» EXERCISE REQUIREMENTS
Please copy the records from their first line through the line with "svg-text:7 000: 7 000 — [1105, 0, 1205, 45]", swapping "resource" for "deposit" and keeping everything else the same.

» RAW RECORDS

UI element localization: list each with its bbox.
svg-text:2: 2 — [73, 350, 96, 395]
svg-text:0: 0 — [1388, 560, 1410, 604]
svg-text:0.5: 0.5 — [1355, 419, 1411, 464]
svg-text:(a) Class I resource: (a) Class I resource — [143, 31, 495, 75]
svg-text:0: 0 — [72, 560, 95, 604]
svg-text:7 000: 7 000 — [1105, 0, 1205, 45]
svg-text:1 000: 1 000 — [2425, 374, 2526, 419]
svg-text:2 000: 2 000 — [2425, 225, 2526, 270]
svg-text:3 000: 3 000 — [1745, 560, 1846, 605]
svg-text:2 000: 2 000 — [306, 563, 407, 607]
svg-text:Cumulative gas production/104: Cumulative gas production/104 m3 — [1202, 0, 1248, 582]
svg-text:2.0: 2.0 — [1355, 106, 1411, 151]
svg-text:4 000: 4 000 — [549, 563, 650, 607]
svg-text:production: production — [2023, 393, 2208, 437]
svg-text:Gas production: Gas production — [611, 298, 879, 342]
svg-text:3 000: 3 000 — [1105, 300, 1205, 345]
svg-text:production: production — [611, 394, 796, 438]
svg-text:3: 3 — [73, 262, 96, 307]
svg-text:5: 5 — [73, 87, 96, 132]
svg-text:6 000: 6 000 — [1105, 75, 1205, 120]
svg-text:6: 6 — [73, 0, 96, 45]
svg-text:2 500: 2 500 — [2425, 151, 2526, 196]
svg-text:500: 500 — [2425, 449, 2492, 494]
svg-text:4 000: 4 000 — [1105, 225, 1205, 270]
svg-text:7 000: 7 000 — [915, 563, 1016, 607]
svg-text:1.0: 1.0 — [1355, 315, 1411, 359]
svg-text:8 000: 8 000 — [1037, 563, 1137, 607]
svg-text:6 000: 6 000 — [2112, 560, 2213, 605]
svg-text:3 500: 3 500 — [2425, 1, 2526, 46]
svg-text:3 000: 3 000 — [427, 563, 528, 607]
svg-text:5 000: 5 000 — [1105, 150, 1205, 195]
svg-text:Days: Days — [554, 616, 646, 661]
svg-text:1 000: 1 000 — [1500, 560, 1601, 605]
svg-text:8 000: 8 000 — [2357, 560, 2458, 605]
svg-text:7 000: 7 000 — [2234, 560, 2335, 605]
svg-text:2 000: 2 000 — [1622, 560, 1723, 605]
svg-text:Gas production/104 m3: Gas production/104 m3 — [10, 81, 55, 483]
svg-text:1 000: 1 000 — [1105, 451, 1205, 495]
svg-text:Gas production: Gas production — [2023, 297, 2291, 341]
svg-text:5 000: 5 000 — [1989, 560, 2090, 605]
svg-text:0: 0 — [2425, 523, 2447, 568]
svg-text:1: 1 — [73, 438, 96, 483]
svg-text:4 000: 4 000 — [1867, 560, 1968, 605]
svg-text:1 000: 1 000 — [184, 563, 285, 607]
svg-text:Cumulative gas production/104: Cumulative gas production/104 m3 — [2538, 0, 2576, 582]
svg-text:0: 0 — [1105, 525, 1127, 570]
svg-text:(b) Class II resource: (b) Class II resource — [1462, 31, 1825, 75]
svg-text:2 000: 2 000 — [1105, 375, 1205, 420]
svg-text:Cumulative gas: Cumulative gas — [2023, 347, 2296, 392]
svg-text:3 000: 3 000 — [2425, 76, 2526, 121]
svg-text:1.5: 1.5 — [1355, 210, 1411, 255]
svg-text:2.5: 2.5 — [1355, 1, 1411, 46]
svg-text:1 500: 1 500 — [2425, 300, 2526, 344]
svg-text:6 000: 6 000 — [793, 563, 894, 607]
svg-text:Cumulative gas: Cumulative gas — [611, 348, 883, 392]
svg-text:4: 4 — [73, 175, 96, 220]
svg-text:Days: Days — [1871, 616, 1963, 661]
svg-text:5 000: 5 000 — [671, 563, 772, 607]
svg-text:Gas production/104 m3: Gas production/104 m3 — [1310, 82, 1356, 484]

» ANSWER TO THE EXERCISE
UI element localization: list each with its bbox.
svg-text:2: 2 — [73, 350, 96, 395]
svg-text:0: 0 — [1388, 560, 1410, 604]
svg-text:0.5: 0.5 — [1355, 419, 1411, 464]
svg-text:(a) Class I deposit: (a) Class I deposit — [143, 31, 495, 75]
svg-text:0: 0 — [72, 560, 95, 604]
svg-text:7 000: 7 000 — [1105, 0, 1205, 45]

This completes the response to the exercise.